What you will do
Transcribe the material word for word, but without the images.

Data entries
· · · · ·
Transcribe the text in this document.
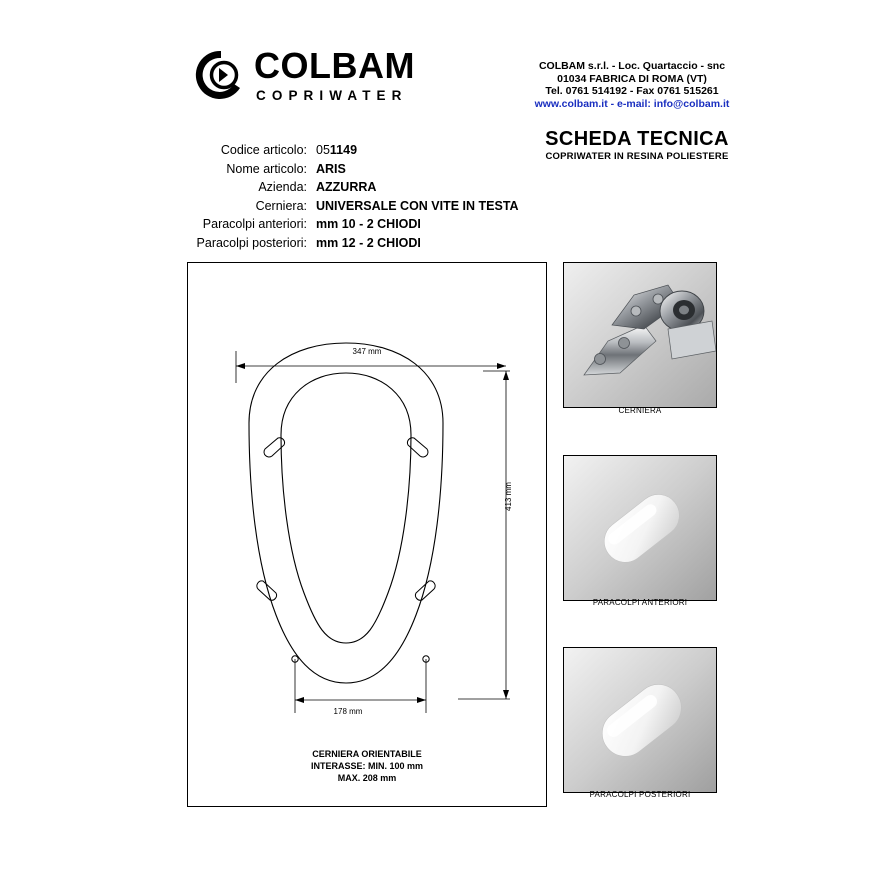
COLBAM
COPRIWATER
COLBAM s.r.l. - Loc. Quartaccio - snc
01034 FABRICA DI ROMA (VT)
Tel. 0761 514192 - Fax 0761 515261
www.colbam.it - e-mail: info@colbam.it
SCHEDA TECNICA
COPRIWATER IN RESINA POLIESTERE
Codice articolo: 051149
Nome articolo: ARIS
Azienda: AZZURRA
Cerniera: UNIVERSALE CON VITE IN TESTA
Paracolpi anteriori: mm 10 - 2 CHIODI
Paracolpi posteriori: mm 12 - 2 CHIODI
347 mm
413 mm
178 mm
CERNIERA ORIENTABILE
INTERASSE: MIN. 100 mm
MAX. 208 mm
CERNIERA
PARACOLPI ANTERIORI
PARACOLPI POSTERIORI
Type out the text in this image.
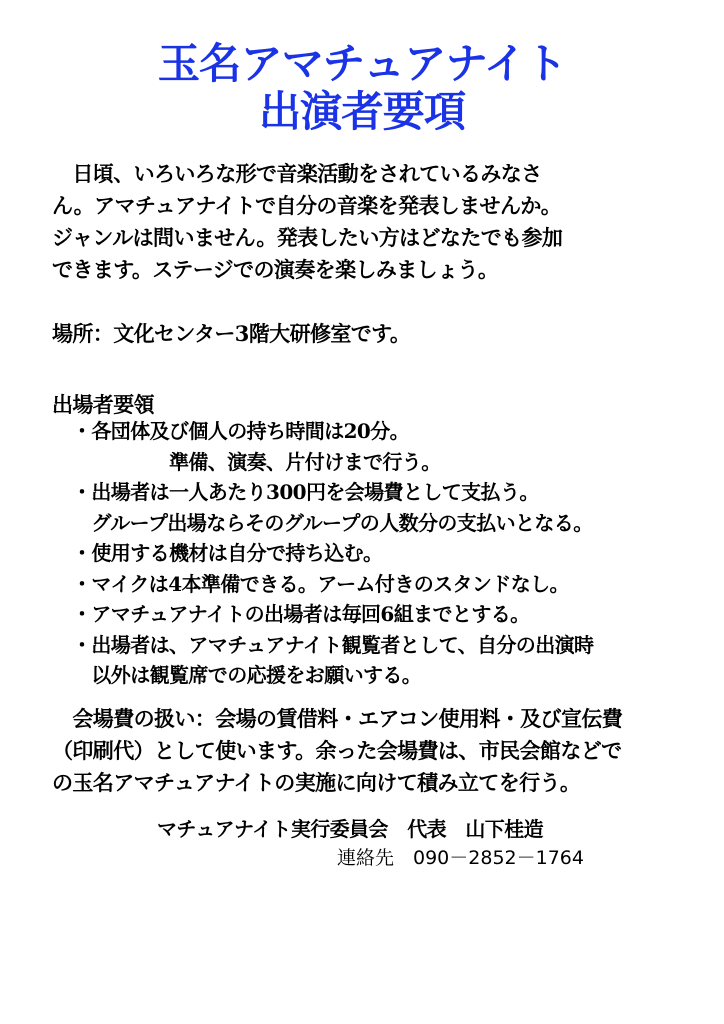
玉名アマチュアナイト
出演者要項
　日頃、いろいろな形で音楽活動をされているみなさ
ん。アマチュアナイトで自分の音楽を発表しませんか。
ジャンルは問いません。発表したい方はどなたでも参加
できます。ステージでの演奏を楽しみましょう。
場所：文化センター3階大研修室です。
出場者要領
・各団体及び個人の持ち時間は20分。
　　　　　準備、演奏、片付けまで行う。
・出場者は一人あたり300円を会場費として支払う。
　グループ出場ならそのグループの人数分の支払いとなる。
・使用する機材は自分で持ち込む。
・マイクは4本準備できる。アーム付きのスタンドなし。
・アマチュアナイトの出場者は毎回6組までとする。
・出場者は、アマチュアナイト観覧者として、自分の出演時
　以外は観覧席での応援をお願いする。
　会場費の扱い：会場の賃借料・エアコン使用料・及び宣伝費
（印刷代）として使います。余った会場費は、市民会館などで
の玉名アマチュアナイトの実施に向けて積み立てを行う。
マチュアナイト実行委員会　代表　山下桂造
連絡先　090－2852－1764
· · · · ·
Task result
Transcribe the text in this document.
COLBAM
COPRIWATER
COLBAM s.r.l. - Loc. Quartaccio - snc
01034 FABRICA DI ROMA (VT)
Tel. 0761 514192 - Fax 0761 515261
www.colbam.it - e-mail: info@colbam.it
SCHEDA TECNICA
COPRIWATER IN RESINA POLIESTERE
Codice articolo: 051149
Nome articolo: ARIS
Azienda: AZZURRA
Cerniera: UNIVERSALE CON VITE IN TESTA
Paracolpi anteriori: mm 10 - 2 CHIODI
Paracolpi posteriori: mm 12 - 2 CHIODI
347 mm
413 mm
178 mm
CERNIERA ORIENTABILE
INTERASSE: MIN. 100 mm
MAX. 208 mm
CERNIERA
PARACOLPI ANTERIORI
PARACOLPI POSTERIORI
Type out the text in this image.
玉名アマチュアナイト
出演者要項
　日頃、いろいろな形で音楽活動をされているみなさ
ん。アマチュアナイトで自分の音楽を発表しませんか。
ジャンルは問いません。発表したい方はどなたでも参加
できます。ステージでの演奏を楽しみましょう。
場所：文化センター3階大研修室です。
出場者要領
・各団体及び個人の持ち時間は20分。
　　　　　準備、演奏、片付けまで行う。
・出場者は一人あたり300円を会場費として支払う。
　グループ出場ならそのグループの人数分の支払いとなる。
・使用する機材は自分で持ち込む。
・マイクは4本準備できる。アーム付きのスタンドなし。
・アマチュアナイトの出場者は毎回6組までとする。
・出場者は、アマチュアナイト観覧者として、自分の出演時
　以外は観覧席での応援をお願いする。
　会場費の扱い：会場の賃借料・エアコン使用料・及び宣伝費
（印刷代）として使います。余った会場費は、市民会館などで
の玉名アマチュアナイトの実施に向けて積み立てを行う。
マチュアナイト実行委員会　代表　山下桂造
連絡先　090－2852－1764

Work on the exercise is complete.